--- start MATERIAL PROVIDED ---

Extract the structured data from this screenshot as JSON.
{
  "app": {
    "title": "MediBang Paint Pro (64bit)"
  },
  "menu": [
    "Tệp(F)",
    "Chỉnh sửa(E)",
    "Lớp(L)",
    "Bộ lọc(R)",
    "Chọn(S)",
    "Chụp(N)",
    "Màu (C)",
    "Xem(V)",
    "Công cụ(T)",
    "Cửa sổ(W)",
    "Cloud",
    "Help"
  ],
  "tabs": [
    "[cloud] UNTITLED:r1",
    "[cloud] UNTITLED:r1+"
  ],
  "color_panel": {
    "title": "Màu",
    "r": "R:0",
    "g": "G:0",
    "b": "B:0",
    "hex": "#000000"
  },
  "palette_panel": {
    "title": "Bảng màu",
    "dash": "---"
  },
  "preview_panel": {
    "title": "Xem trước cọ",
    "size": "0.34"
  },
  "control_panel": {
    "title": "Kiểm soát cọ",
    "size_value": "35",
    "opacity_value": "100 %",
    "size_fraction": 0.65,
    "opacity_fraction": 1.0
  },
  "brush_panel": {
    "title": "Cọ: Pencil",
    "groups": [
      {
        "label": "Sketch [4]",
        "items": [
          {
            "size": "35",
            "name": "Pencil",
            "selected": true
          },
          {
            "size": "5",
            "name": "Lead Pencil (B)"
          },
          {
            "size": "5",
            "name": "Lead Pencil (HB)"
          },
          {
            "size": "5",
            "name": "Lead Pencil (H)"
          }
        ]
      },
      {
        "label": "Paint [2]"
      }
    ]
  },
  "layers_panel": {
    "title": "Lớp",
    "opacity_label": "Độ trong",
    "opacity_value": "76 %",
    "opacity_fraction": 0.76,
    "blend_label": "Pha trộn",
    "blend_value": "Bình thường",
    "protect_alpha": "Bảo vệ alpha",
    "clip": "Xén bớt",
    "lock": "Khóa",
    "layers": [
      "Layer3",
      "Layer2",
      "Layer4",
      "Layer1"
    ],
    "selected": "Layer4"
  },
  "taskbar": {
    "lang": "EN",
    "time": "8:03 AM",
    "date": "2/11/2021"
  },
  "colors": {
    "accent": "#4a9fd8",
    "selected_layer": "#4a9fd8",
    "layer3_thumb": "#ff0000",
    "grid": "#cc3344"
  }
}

--- end MATERIAL PROVIDED ---

▶ [WORK TO DO]: Select and copy every line of the listing with the word "name".

▶ [SOLUTION TO THIS EXERCISE]:
            "name": "Pencil",
            "name": "Lead Pencil (B)"
            "name": "Lead Pencil (HB)"
            "name": "Lead Pencil (H)"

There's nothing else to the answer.